**To do**:
Give each entry back by retyping it exactly as written.

**Exercise inputs**:
--

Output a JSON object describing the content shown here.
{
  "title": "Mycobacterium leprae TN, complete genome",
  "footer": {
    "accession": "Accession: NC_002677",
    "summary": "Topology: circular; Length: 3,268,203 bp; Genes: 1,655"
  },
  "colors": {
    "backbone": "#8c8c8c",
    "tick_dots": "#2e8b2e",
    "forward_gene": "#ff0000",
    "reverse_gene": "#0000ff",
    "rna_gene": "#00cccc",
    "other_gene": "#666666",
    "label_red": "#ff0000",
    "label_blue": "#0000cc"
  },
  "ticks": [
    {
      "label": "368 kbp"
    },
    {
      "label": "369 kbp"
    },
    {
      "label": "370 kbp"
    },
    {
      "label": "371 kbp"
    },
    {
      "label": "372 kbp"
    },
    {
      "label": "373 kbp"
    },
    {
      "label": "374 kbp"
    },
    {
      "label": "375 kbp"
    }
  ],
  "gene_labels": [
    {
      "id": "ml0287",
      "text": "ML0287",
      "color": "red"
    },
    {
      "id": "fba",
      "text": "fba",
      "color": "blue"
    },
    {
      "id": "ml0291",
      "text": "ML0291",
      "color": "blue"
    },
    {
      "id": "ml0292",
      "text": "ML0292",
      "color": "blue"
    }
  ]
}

--

**Answer for the task**:
Output a JSON object describing the content shown here.
{
  "title": "Mycobacterium leprae TN, complete genome",
  "footer": {
    "accession": "Accession: NC_002677",
    "summary": "Topology: circular; Length: 3,268,203 bp; Genes: 1,655"
  },
  "colors": {
    "backbone": "#8c8c8c",
    "tick_dots": "#2e8b2e",
    "forward_gene": "#ff0000",
    "reverse_gene": "#0000ff",
    "rna_gene": "#00cccc",
    "other_gene": "#666666",
    "label_red": "#ff0000",
    "label_blue": "#0000cc"
  },
  "ticks": [
    {
      "label": "368 kbp"
    },
    {
      "label": "369 kbp"
    },
    {
      "label": "370 kbp"
    },
    {
      "label": "371 kbp"
    },
    {
      "label": "372 kbp"
    },
    {
      "label": "373 kbp"
    },
    {
      "label": "374 kbp"
    },
    {
      "label": "375 kbp"
    }
  ],
  "gene_labels": [
    {
      "id": "ml0287",
      "text": "ML0287",
      "color": "red"
    },
    {
      "id": "fba",
      "text": "fba",
      "color": "blue"
    },
    {
      "id": "ml0291",
      "text": "ML0291",
      "color": "blue"
    },
    {
      "id": "ml0292",
      "text": "ML0292",
      "color": "blue"
    }
  ]
}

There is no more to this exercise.